**Written task**
Exactly as written, quote every line that follows, skipping the images.

[Source records]
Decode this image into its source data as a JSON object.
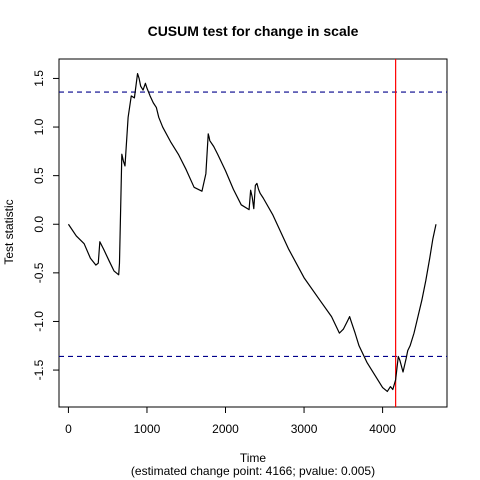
{
  "chart_data": {
    "type": "line",
    "title": "CUSUM test for change in scale",
    "xlabel": "Time",
    "subtitle": "(estimated change point: 4166; pvalue: 0.005)",
    "ylabel": "Test statistic",
    "xlim": [
      -120,
      4820
    ],
    "ylim": [
      -1.88,
      1.7
    ],
    "x_ticks": [
      0,
      1000,
      2000,
      3000,
      4000
    ],
    "y_ticks": [
      -1.5,
      -1.0,
      -0.5,
      0.0,
      0.5,
      1.0,
      1.5
    ],
    "x_tick_labels": [
      "0",
      "1000",
      "2000",
      "3000",
      "4000"
    ],
    "y_tick_labels": [
      "-1.5",
      "-1.0",
      "-0.5",
      "0.0",
      "0.5",
      "1.0",
      "1.5"
    ],
    "critical_value_upper": 1.36,
    "critical_value_lower": -1.36,
    "change_point": 4166,
    "line_color": "#000000",
    "threshold_color": "#00008B",
    "changepoint_color": "#FF0000",
    "series": [
      {
        "x": [
          0,
          100,
          200,
          280,
          350,
          380,
          400,
          450,
          520,
          580,
          640,
          650,
          680,
          700,
          720,
          760,
          800,
          840,
          880,
          900,
          920,
          950,
          980,
          1000,
          1040,
          1080,
          1120,
          1150,
          1200,
          1300,
          1400,
          1500,
          1600,
          1700,
          1750,
          1780,
          1790,
          1800,
          1850,
          1900,
          2000,
          2100,
          2200,
          2300,
          2320,
          2340,
          2360,
          2380,
          2400,
          2420,
          2440,
          2480,
          2600,
          2800,
          3000,
          3200,
          3350,
          3450,
          3500,
          3550,
          3580,
          3600,
          3650,
          3700,
          3800,
          3900,
          4000,
          4060,
          4100,
          4130,
          4166,
          4200,
          4220,
          4260,
          4300,
          4320,
          4350,
          4400,
          4450,
          4500,
          4550,
          4600,
          4640,
          4680
        ],
        "y": [
          0.0,
          -0.12,
          -0.2,
          -0.35,
          -0.42,
          -0.4,
          -0.18,
          -0.26,
          -0.38,
          -0.48,
          -0.52,
          -0.4,
          0.72,
          0.65,
          0.6,
          1.1,
          1.32,
          1.3,
          1.55,
          1.5,
          1.42,
          1.38,
          1.45,
          1.4,
          1.32,
          1.25,
          1.2,
          1.1,
          1.0,
          0.85,
          0.72,
          0.56,
          0.38,
          0.34,
          0.52,
          0.93,
          0.9,
          0.86,
          0.8,
          0.72,
          0.55,
          0.36,
          0.2,
          0.15,
          0.35,
          0.28,
          0.16,
          0.4,
          0.42,
          0.36,
          0.32,
          0.27,
          0.1,
          -0.25,
          -0.55,
          -0.78,
          -0.95,
          -1.12,
          -1.08,
          -1.0,
          -0.95,
          -1.0,
          -1.12,
          -1.25,
          -1.42,
          -1.55,
          -1.68,
          -1.72,
          -1.67,
          -1.7,
          -1.6,
          -1.36,
          -1.4,
          -1.52,
          -1.38,
          -1.3,
          -1.25,
          -1.12,
          -0.95,
          -0.78,
          -0.58,
          -0.35,
          -0.15,
          0.0
        ]
      }
    ]
  }
}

**Exercise result**
Decode this image into its source data as a JSON object.
{
  "chart_data": {
    "type": "line",
    "title": "CUSUM test for change in scale",
    "xlabel": "Time",
    "subtitle": "(estimated change point: 4166; pvalue: 0.005)",
    "ylabel": "Test statistic",
    "xlim": [
      -120,
      4820
    ],
    "ylim": [
      -1.88,
      1.7
    ],
    "x_ticks": [
      0,
      1000,
      2000,
      3000,
      4000
    ],
    "y_ticks": [
      -1.5,
      -1.0,
      -0.5,
      0.0,
      0.5,
      1.0,
      1.5
    ],
    "x_tick_labels": [
      "0",
      "1000",
      "2000",
      "3000",
      "4000"
    ],
    "y_tick_labels": [
      "-1.5",
      "-1.0",
      "-0.5",
      "0.0",
      "0.5",
      "1.0",
      "1.5"
    ],
    "critical_value_upper": 1.36,
    "critical_value_lower": -1.36,
    "change_point": 4166,
    "line_color": "#000000",
    "threshold_color": "#00008B",
    "changepoint_color": "#FF0000",
    "series": [
      {
        "x": [
          0,
          100,
          200,
          280,
          350,
          380,
          400,
          450,
          520,
          580,
          640,
          650,
          680,
          700,
          720,
          760,
          800,
          840,
          880,
          900,
          920,
          950,
          980,
          1000,
          1040,
          1080,
          1120,
          1150,
          1200,
          1300,
          1400,
          1500,
          1600,
          1700,
          1750,
          1780,
          1790,
          1800,
          1850,
          1900,
          2000,
          2100,
          2200,
          2300,
          2320,
          2340,
          2360,
          2380,
          2400,
          2420,
          2440,
          2480,
          2600,
          2800,
          3000,
          3200,
          3350,
          3450,
          3500,
          3550,
          3580,
          3600,
          3650,
          3700,
          3800,
          3900,
          4000,
          4060,
          4100,
          4130,
          4166,
          4200,
          4220,
          4260,
          4300,
          4320,
          4350,
          4400,
          4450,
          4500,
          4550,
          4600,
          4640,
          4680
        ],
        "y": [
          0.0,
          -0.12,
          -0.2,
          -0.35,
          -0.42,
          -0.4,
          -0.18,
          -0.26,
          -0.38,
          -0.48,
          -0.52,
          -0.4,
          0.72,
          0.65,
          0.6,
          1.1,
          1.32,
          1.3,
          1.55,
          1.5,
          1.42,
          1.38,
          1.45,
          1.4,
          1.32,
          1.25,
          1.2,
          1.1,
          1.0,
          0.85,
          0.72,
          0.56,
          0.38,
          0.34,
          0.52,
          0.93,
          0.9,
          0.86,
          0.8,
          0.72,
          0.55,
          0.36,
          0.2,
          0.15,
          0.35,
          0.28,
          0.16,
          0.4,
          0.42,
          0.36,
          0.32,
          0.27,
          0.1,
          -0.25,
          -0.55,
          -0.78,
          -0.95,
          -1.12,
          -1.08,
          -1.0,
          -0.95,
          -1.0,
          -1.12,
          -1.25,
          -1.42,
          -1.55,
          -1.68,
          -1.72,
          -1.67,
          -1.7,
          -1.6,
          -1.36,
          -1.4,
          -1.52,
          -1.38,
          -1.3,
          -1.25,
          -1.12,
          -0.95,
          -0.78,
          -0.58,
          -0.35,
          -0.15,
          0.0
        ]
      }
    ]
  }
}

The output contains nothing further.